TASK PROMPT ▸ Repeat everything in the material exactly.

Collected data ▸
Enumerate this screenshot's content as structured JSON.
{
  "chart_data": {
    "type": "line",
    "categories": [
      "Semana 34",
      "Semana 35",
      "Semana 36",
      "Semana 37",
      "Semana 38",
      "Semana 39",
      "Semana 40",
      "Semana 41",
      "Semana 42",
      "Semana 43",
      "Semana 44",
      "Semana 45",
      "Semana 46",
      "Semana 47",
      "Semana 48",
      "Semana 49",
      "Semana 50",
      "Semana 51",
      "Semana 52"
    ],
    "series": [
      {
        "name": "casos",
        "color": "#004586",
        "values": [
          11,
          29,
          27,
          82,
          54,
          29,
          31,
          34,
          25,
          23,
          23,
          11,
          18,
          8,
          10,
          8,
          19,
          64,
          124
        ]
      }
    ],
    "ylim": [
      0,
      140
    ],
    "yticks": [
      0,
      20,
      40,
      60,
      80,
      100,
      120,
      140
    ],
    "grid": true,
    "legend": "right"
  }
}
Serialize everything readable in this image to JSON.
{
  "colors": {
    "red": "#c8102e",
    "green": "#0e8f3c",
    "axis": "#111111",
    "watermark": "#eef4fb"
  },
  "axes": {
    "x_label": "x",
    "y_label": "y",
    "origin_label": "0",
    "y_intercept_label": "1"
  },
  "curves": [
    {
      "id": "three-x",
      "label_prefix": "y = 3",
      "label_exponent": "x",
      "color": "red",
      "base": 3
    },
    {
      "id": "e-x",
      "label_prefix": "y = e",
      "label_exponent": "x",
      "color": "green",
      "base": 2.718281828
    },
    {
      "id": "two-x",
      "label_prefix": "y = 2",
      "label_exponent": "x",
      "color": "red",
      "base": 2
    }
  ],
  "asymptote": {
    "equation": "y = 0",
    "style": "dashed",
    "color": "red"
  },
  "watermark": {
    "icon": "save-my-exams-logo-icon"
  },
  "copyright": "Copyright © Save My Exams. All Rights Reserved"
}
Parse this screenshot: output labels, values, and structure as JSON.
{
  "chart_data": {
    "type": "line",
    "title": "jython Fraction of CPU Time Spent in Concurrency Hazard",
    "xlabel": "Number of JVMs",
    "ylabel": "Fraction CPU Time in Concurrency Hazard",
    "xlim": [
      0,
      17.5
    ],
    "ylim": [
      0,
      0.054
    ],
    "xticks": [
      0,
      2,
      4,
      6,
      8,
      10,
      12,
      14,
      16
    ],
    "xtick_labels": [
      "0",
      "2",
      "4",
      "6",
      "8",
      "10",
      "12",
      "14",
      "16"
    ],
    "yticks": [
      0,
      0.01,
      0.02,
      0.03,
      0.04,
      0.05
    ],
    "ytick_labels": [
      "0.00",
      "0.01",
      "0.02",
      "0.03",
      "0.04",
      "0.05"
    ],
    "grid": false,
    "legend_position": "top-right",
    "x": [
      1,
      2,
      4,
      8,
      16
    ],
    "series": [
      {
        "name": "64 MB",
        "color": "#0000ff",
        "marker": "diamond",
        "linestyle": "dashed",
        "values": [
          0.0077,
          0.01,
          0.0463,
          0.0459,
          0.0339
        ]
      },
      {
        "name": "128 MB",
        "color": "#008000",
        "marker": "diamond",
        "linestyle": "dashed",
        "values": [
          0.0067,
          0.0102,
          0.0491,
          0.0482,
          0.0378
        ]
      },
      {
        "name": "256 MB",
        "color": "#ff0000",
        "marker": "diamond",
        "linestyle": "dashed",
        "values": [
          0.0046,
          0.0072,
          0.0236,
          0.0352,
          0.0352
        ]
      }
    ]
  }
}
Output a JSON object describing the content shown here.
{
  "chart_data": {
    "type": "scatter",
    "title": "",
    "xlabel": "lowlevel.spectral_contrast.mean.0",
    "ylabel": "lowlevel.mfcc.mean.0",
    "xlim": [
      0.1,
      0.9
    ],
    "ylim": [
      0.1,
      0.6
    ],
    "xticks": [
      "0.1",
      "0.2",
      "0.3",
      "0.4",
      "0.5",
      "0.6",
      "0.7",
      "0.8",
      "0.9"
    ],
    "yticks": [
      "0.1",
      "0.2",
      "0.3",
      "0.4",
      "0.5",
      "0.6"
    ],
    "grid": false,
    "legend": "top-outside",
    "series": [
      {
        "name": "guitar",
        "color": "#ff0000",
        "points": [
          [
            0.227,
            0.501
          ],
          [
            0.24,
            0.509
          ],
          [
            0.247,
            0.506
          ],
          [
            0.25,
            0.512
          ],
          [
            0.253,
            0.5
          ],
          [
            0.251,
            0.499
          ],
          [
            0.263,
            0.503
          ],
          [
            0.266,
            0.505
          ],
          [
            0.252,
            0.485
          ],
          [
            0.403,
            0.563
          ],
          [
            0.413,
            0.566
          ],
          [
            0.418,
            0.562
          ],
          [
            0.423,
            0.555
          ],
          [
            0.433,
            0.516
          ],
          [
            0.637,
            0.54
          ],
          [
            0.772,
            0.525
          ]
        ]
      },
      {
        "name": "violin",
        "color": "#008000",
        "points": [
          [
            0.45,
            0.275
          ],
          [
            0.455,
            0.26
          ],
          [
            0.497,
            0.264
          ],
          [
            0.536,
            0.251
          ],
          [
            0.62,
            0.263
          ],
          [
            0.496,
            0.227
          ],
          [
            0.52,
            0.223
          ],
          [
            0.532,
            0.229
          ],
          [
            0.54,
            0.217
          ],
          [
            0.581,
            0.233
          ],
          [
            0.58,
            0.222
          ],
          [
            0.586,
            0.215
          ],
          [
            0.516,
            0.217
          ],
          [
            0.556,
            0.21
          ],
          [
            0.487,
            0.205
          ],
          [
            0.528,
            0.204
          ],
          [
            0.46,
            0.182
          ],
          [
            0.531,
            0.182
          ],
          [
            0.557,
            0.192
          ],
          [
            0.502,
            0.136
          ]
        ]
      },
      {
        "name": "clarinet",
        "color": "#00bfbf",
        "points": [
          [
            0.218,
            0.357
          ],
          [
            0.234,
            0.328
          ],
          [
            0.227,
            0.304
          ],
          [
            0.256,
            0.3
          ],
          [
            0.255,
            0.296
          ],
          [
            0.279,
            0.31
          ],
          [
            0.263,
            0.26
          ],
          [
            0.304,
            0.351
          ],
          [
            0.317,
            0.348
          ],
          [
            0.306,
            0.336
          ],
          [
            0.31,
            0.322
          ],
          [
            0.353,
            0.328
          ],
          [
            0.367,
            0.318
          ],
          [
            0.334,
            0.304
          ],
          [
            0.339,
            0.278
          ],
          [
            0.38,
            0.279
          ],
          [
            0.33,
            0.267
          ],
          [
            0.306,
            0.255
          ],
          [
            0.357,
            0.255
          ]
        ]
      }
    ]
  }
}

THE RESULT ▸
Enumerate this screenshot's content as structured JSON.
{
  "chart_data": {
    "type": "line",
    "categories": [
      "Semana 34",
      "Semana 35",
      "Semana 36",
      "Semana 37",
      "Semana 38",
      "Semana 39",
      "Semana 40",
      "Semana 41",
      "Semana 42",
      "Semana 43",
      "Semana 44",
      "Semana 45",
      "Semana 46",
      "Semana 47",
      "Semana 48",
      "Semana 49",
      "Semana 50",
      "Semana 51",
      "Semana 52"
    ],
    "series": [
      {
        "name": "casos",
        "color": "#004586",
        "values": [
          11,
          29,
          27,
          82,
          54,
          29,
          31,
          34,
          25,
          23,
          23,
          11,
          18,
          8,
          10,
          8,
          19,
          64,
          124
        ]
      }
    ],
    "ylim": [
      0,
      140
    ],
    "yticks": [
      0,
      20,
      40,
      60,
      80,
      100,
      120,
      140
    ],
    "grid": true,
    "legend": "right"
  }
}
Serialize everything readable in this image to JSON.
{
  "colors": {
    "red": "#c8102e",
    "green": "#0e8f3c",
    "axis": "#111111",
    "watermark": "#eef4fb"
  },
  "axes": {
    "x_label": "x",
    "y_label": "y",
    "origin_label": "0",
    "y_intercept_label": "1"
  },
  "curves": [
    {
      "id": "three-x",
      "label_prefix": "y = 3",
      "label_exponent": "x",
      "color": "red",
      "base": 3
    },
    {
      "id": "e-x",
      "label_prefix": "y = e",
      "label_exponent": "x",
      "color": "green",
      "base": 2.718281828
    },
    {
      "id": "two-x",
      "label_prefix": "y = 2",
      "label_exponent": "x",
      "color": "red",
      "base": 2
    }
  ],
  "asymptote": {
    "equation": "y = 0",
    "style": "dashed",
    "color": "red"
  },
  "watermark": {
    "icon": "save-my-exams-logo-icon"
  },
  "copyright": "Copyright © Save My Exams. All Rights Reserved"
}
Parse this screenshot: output labels, values, and structure as JSON.
{
  "chart_data": {
    "type": "line",
    "title": "jython Fraction of CPU Time Spent in Concurrency Hazard",
    "xlabel": "Number of JVMs",
    "ylabel": "Fraction CPU Time in Concurrency Hazard",
    "xlim": [
      0,
      17.5
    ],
    "ylim": [
      0,
      0.054
    ],
    "xticks": [
      0,
      2,
      4,
      6,
      8,
      10,
      12,
      14,
      16
    ],
    "xtick_labels": [
      "0",
      "2",
      "4",
      "6",
      "8",
      "10",
      "12",
      "14",
      "16"
    ],
    "yticks": [
      0,
      0.01,
      0.02,
      0.03,
      0.04,
      0.05
    ],
    "ytick_labels": [
      "0.00",
      "0.01",
      "0.02",
      "0.03",
      "0.04",
      "0.05"
    ],
    "grid": false,
    "legend_position": "top-right",
    "x": [
      1,
      2,
      4,
      8,
      16
    ],
    "series": [
      {
        "name": "64 MB",
        "color": "#0000ff",
        "marker": "diamond",
        "linestyle": "dashed",
        "values": [
          0.0077,
          0.01,
          0.0463,
          0.0459,
          0.0339
        ]
      },
      {
        "name": "128 MB",
        "color": "#008000",
        "marker": "diamond",
        "linestyle": "dashed",
        "values": [
          0.0067,
          0.0102,
          0.0491,
          0.0482,
          0.0378
        ]
      },
      {
        "name": "256 MB",
        "color": "#ff0000",
        "marker": "diamond",
        "linestyle": "dashed",
        "values": [
          0.0046,
          0.0072,
          0.0236,
          0.0352,
          0.0352
        ]
      }
    ]
  }
}
Output a JSON object describing the content shown here.
{
  "chart_data": {
    "type": "scatter",
    "title": "",
    "xlabel": "lowlevel.spectral_contrast.mean.0",
    "ylabel": "lowlevel.mfcc.mean.0",
    "xlim": [
      0.1,
      0.9
    ],
    "ylim": [
      0.1,
      0.6
    ],
    "xticks": [
      "0.1",
      "0.2",
      "0.3",
      "0.4",
      "0.5",
      "0.6",
      "0.7",
      "0.8",
      "0.9"
    ],
    "yticks": [
      "0.1",
      "0.2",
      "0.3",
      "0.4",
      "0.5",
      "0.6"
    ],
    "grid": false,
    "legend": "top-outside",
    "series": [
      {
        "name": "guitar",
        "color": "#ff0000",
        "points": [
          [
            0.227,
            0.501
          ],
          [
            0.24,
            0.509
          ],
          [
            0.247,
            0.506
          ],
          [
            0.25,
            0.512
          ],
          [
            0.253,
            0.5
          ],
          [
            0.251,
            0.499
          ],
          [
            0.263,
            0.503
          ],
          [
            0.266,
            0.505
          ],
          [
            0.252,
            0.485
          ],
          [
            0.403,
            0.563
          ],
          [
            0.413,
            0.566
          ],
          [
            0.418,
            0.562
          ],
          [
            0.423,
            0.555
          ],
          [
            0.433,
            0.516
          ],
          [
            0.637,
            0.54
          ],
          [
            0.772,
            0.525
          ]
        ]
      },
      {
        "name": "violin",
        "color": "#008000",
        "points": [
          [
            0.45,
            0.275
          ],
          [
            0.455,
            0.26
          ],
          [
            0.497,
            0.264
          ],
          [
            0.536,
            0.251
          ],
          [
            0.62,
            0.263
          ],
          [
            0.496,
            0.227
          ],
          [
            0.52,
            0.223
          ],
          [
            0.532,
            0.229
          ],
          [
            0.54,
            0.217
          ],
          [
            0.581,
            0.233
          ],
          [
            0.58,
            0.222
          ],
          [
            0.586,
            0.215
          ],
          [
            0.516,
            0.217
          ],
          [
            0.556,
            0.21
          ],
          [
            0.487,
            0.205
          ],
          [
            0.528,
            0.204
          ],
          [
            0.46,
            0.182
          ],
          [
            0.531,
            0.182
          ],
          [
            0.557,
            0.192
          ],
          [
            0.502,
            0.136
          ]
        ]
      },
      {
        "name": "clarinet",
        "color": "#00bfbf",
        "points": [
          [
            0.218,
            0.357
          ],
          [
            0.234,
            0.328
          ],
          [
            0.227,
            0.304
          ],
          [
            0.256,
            0.3
          ],
          [
            0.255,
            0.296
          ],
          [
            0.279,
            0.31
          ],
          [
            0.263,
            0.26
          ],
          [
            0.304,
            0.351
          ],
          [
            0.317,
            0.348
          ],
          [
            0.306,
            0.336
          ],
          [
            0.31,
            0.322
          ],
          [
            0.353,
            0.328
          ],
          [
            0.367,
            0.318
          ],
          [
            0.334,
            0.304
          ],
          [
            0.339,
            0.278
          ],
          [
            0.38,
            0.279
          ],
          [
            0.33,
            0.267
          ],
          [
            0.306,
            0.255
          ],
          [
            0.357,
            0.255
          ]
        ]
      }
    ]
  }
}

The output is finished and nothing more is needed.